Brief:
Each entry below should be returned exactly as is, with the pictures removed.

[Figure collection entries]
|---|

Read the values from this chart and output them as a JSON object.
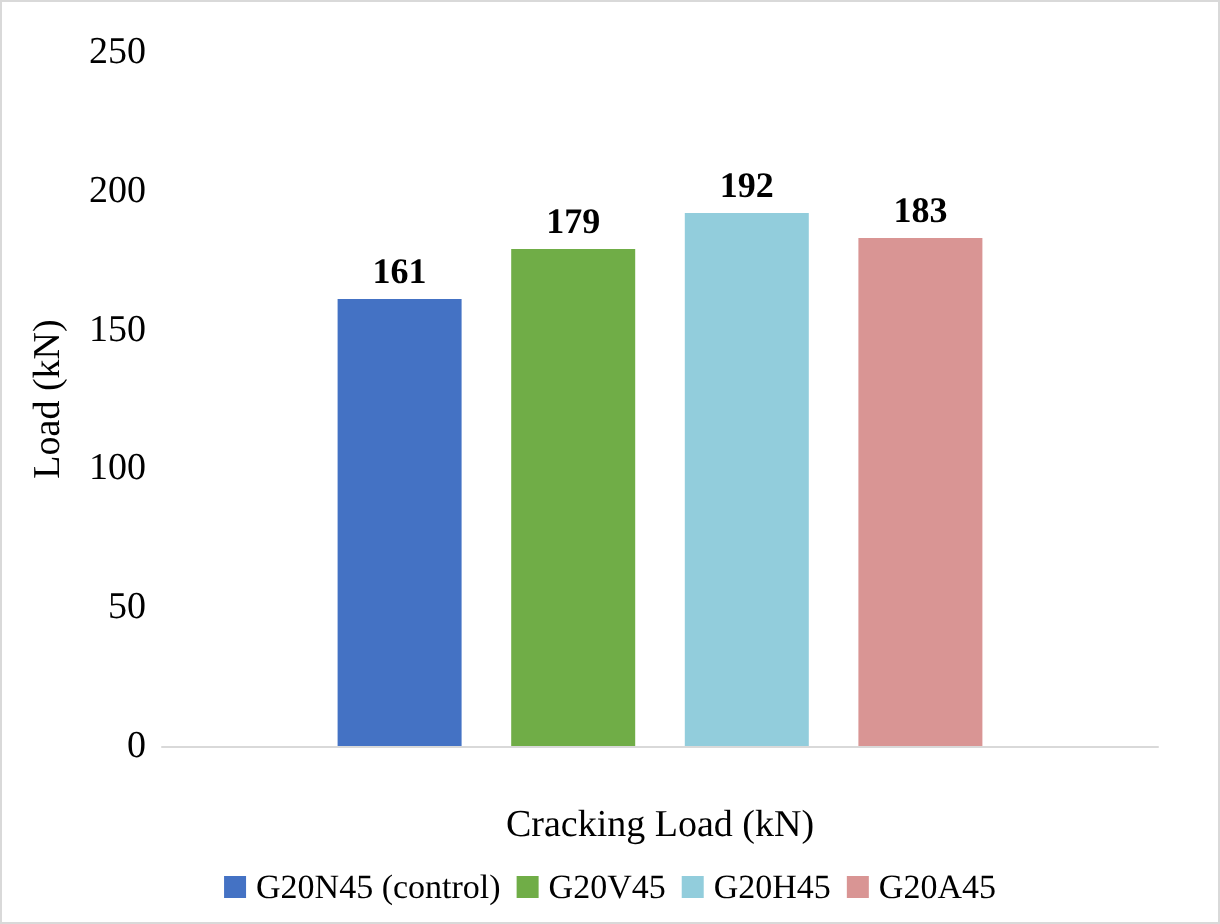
{
  "chart_data": {
    "type": "bar",
    "xlabel": "Cracking Load (kN)",
    "ylabel": "Load (kN)",
    "categories": [
      null
    ],
    "series": [
      {
        "name": "G20N45 (control)",
        "color": "#4472c4",
        "values": [
          161
        ]
      },
      {
        "name": "G20V45",
        "color": "#70ad47",
        "values": [
          179
        ]
      },
      {
        "name": "G20H45",
        "color": "#92cddc",
        "values": [
          192
        ]
      },
      {
        "name": "G20A45",
        "color": "#d99594",
        "values": [
          183
        ]
      }
    ],
    "ylim": [
      0,
      250
    ],
    "yticks": [
      0,
      50,
      100,
      150,
      200,
      250
    ],
    "data_labels": true,
    "legend": "bottom",
    "grid": false
  }
}
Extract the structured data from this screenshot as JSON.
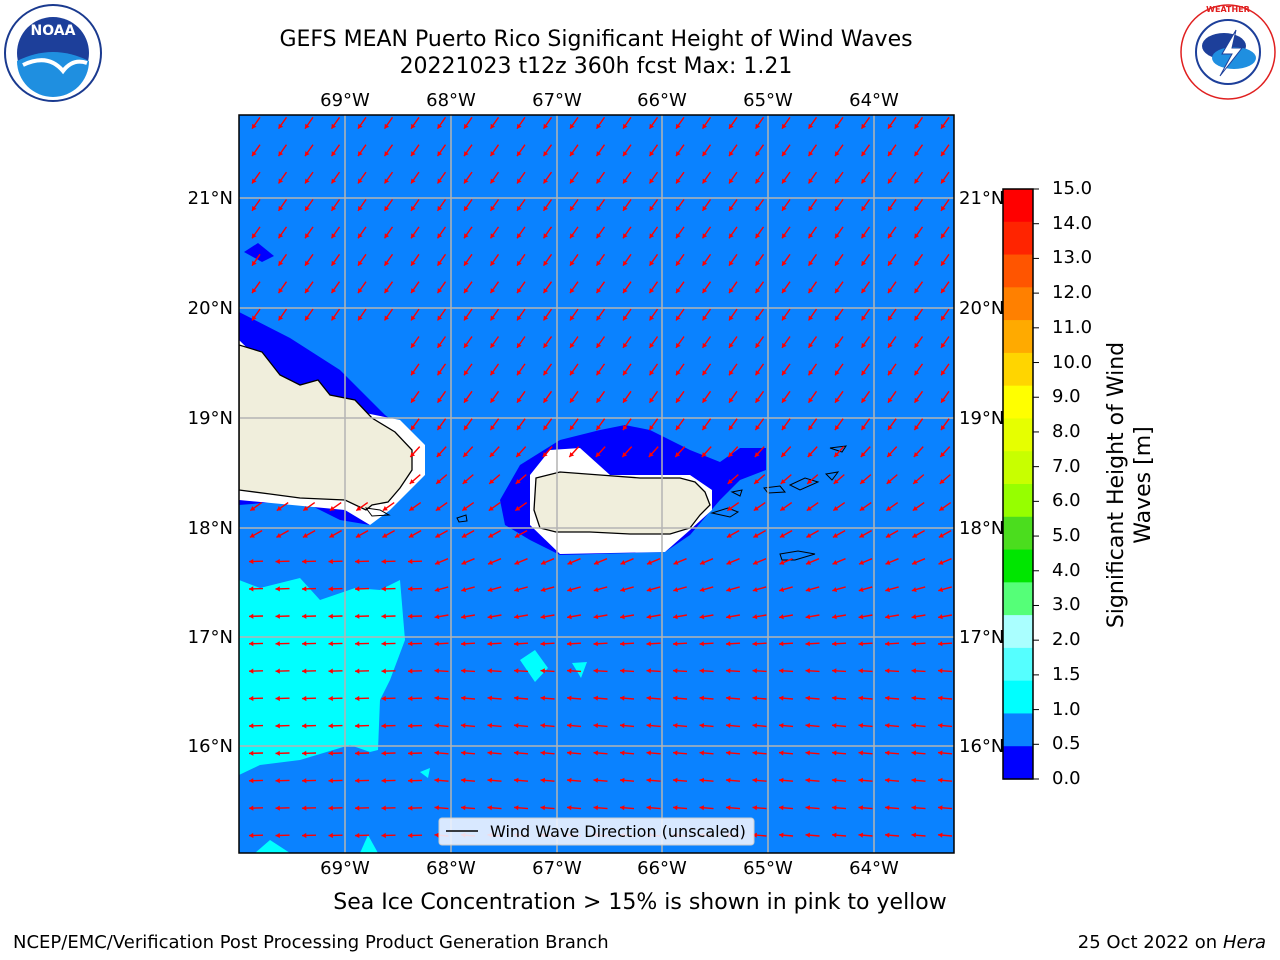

|---|

Reply:
Read the values from this chart and output them as a JSON object.
{
  "chart_data": {
    "type": "bar",
    "xlabel": "Cracking Load (kN)",
    "ylabel": "Load (kN)",
    "categories": [
      null
    ],
    "series": [
      {
        "name": "G20N45 (control)",
        "color": "#4472c4",
        "values": [
          161
        ]
      },
      {
        "name": "G20V45",
        "color": "#70ad47",
        "values": [
          179
        ]
      },
      {
        "name": "G20H45",
        "color": "#92cddc",
        "values": [
          192
        ]
      },
      {
        "name": "G20A45",
        "color": "#d99594",
        "values": [
          183
        ]
      }
    ],
    "ylim": [
      0,
      250
    ],
    "yticks": [
      0,
      50,
      100,
      150,
      200,
      250
    ],
    "data_labels": true,
    "legend": "bottom",
    "grid": false
  }
}
Extract the structured data from this screenshot as JSON.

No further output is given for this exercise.